I am rather new to CloverETL, using the technology to develop a datastore for an analytic web application (Oracle Endeca Information Discovery 2.3).
I am using the XMLExtract component to read a jagged file, essentially a scrape from a CMS directory. Each record in the file varies in width, carrying a different collection of source properties (anywhere from about 5 to 30).
First, I tried without a schema using the source following source code, but cannot generate a tree structure to be edited in the visual mapping editor:
Also, I am unsure of how best to configure the metadata for this file.
I would like to map each PROP and its PVAL on a source record to a Clover property with the PROP NAME. Is there a way to avoid doing this manually?
I would appreciate any direction or insight anyone could provide on this.
yes this is possible. However since the graph reads the metadata on it’s startup, you have to split the action into 2 graphs. First one generates your metadata through the XMLWriter component and the second graph can then use it. You can chain them together by the RunGraph component (as seen in the example). Also the metadata have to have no whitespaces, so I’ve added an reformat component which replaces all unwanted characters with underscore.
I’ve created a sample solution, which you can view.
If you have a chance, I am wondering about the following error:
ERROR [WatchDog] - Node REMOVE_ALL_WHITE_SPACES finished with status: Error occurred in nested transformation: ERROR caused by: Message: Transform failed! caused by: org.jetel.ctl.TransformLangExecutorRuntimeException: Interpreter runtime exception in function replace on line 6 column 21 - Unexpected null value.

▶ [Information provided]:
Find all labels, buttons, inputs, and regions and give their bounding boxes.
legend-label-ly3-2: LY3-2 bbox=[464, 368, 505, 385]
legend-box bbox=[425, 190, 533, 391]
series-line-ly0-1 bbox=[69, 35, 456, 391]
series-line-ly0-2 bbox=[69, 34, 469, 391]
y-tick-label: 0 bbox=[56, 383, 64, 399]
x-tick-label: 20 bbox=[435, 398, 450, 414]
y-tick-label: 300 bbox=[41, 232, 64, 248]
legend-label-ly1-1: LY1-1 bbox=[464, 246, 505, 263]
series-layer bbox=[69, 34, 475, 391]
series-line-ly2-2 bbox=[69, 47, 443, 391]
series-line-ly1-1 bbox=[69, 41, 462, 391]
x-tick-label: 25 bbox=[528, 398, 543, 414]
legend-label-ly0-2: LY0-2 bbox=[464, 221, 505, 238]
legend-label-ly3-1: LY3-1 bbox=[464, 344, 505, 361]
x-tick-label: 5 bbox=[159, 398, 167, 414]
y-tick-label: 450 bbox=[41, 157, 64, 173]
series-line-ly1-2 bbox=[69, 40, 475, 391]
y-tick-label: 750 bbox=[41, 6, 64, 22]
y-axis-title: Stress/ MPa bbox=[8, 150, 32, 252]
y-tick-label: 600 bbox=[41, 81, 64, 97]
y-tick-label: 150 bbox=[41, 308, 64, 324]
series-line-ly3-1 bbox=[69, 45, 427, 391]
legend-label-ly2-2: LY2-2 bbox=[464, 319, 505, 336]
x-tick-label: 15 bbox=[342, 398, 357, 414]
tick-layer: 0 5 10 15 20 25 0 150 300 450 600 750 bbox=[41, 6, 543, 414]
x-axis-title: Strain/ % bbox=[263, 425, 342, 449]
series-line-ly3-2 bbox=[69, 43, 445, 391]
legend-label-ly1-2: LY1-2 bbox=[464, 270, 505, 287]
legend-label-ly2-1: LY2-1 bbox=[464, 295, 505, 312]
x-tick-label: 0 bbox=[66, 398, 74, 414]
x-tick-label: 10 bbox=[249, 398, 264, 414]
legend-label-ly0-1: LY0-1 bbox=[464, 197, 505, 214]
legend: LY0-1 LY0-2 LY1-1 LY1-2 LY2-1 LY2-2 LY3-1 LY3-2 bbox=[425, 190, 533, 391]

▶ [Request]: How does the CloverETL forum thread go on after the error log that closes it? Write the next part.

▶ [Task output]:
Using your solution I was able to successfully deploy data from a couple of files. However, execution of the transform fails on a large file with the same XML structure.
Does this error indicate malformed XML? The file reads and maps properly in another environment (Endeca InFront). Anything else worth noting here?
if there are null records in your data, you need to strip the data flow rid of them. You could make an extra Reformat for this. I just incorporated this into the one that removes all whitespaces. It throws away all records that don’t have a NAME set (no property name). If you want to do something with these records, you can dump them to the second port for instance or, name them with something generic and include them back in the stream.
Open the RemoveAllWhitespaces component in both of your graphs, switch to the “source” tab and replace the code with the one provided below.
function integer transform() {
if($in.0.Name!=null){ // Is the record OK?
$out.0.Pval = $in.0.Pval;
$out.0.Name = replace($in.0.Name, "[^a-zA-Z0-9_]", "_"); // Get rid of all "bad" characters.
$out.0.id = $in.0.id;
return OK; // This means "pass the record on".
}
else return -1; // This means "throw away this record".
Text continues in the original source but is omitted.